WHAT IS REQUIRED —
Identify the lines holding "根据给定资料" and copy them.

SUPPLIED ENTRIES —

------------------------------

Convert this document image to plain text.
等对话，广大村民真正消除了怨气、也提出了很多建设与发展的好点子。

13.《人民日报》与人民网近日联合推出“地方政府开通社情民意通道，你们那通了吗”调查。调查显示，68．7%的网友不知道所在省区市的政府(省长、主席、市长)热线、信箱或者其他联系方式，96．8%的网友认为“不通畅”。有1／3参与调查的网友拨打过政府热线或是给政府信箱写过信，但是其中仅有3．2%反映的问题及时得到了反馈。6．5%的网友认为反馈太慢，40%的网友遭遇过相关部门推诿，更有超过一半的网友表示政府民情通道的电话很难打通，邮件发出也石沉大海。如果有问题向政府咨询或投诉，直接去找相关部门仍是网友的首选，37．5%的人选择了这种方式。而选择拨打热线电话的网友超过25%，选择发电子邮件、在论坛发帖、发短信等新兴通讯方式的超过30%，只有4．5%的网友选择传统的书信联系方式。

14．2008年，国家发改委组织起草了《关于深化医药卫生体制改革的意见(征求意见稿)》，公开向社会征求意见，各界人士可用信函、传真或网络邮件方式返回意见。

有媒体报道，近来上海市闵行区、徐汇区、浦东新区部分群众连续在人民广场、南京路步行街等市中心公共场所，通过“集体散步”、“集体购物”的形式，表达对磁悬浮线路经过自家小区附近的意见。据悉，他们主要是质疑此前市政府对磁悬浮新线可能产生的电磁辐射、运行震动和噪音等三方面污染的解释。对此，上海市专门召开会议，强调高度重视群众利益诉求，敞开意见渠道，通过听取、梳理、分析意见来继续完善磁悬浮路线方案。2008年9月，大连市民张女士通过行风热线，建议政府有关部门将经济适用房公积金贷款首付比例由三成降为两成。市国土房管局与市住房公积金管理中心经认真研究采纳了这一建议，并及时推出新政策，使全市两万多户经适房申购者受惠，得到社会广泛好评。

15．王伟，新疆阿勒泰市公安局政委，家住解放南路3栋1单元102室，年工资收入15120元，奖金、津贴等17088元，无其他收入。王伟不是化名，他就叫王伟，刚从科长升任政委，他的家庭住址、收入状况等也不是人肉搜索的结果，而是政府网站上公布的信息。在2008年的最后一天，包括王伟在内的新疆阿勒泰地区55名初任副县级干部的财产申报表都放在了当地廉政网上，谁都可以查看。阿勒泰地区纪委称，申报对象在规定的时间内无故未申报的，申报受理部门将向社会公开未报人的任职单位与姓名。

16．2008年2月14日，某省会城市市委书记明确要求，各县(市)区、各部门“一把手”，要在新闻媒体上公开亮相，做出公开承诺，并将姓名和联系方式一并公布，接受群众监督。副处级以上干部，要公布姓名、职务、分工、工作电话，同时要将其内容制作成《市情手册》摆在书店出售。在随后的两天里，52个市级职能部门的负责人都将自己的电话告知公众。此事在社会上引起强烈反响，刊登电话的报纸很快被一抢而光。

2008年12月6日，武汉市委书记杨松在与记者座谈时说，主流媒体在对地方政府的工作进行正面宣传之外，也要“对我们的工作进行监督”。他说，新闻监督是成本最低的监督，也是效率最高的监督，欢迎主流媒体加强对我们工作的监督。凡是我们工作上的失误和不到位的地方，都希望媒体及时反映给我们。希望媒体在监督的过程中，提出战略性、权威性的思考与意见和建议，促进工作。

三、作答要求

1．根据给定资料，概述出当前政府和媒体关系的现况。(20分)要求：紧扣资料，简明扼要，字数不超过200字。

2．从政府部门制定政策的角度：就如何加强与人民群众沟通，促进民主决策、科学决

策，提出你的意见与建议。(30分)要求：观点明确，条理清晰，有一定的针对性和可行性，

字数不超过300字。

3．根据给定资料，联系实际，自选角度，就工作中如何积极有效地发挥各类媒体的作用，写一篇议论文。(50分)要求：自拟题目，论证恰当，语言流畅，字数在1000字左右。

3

------------------------------

RESPONSE BELOW —
1．根据给定资料，概述出当前政府和媒体关系的现况。(20分)要求：紧扣资料，简明扼要，字数不超过200字。
3．根据给定资料，联系实际，自选角度，就工作中如何积极有效地发挥各类媒体的作用，写一篇议论文。(50分)要求：自拟题目，论证恰当，语言流畅，字数在1000字左右。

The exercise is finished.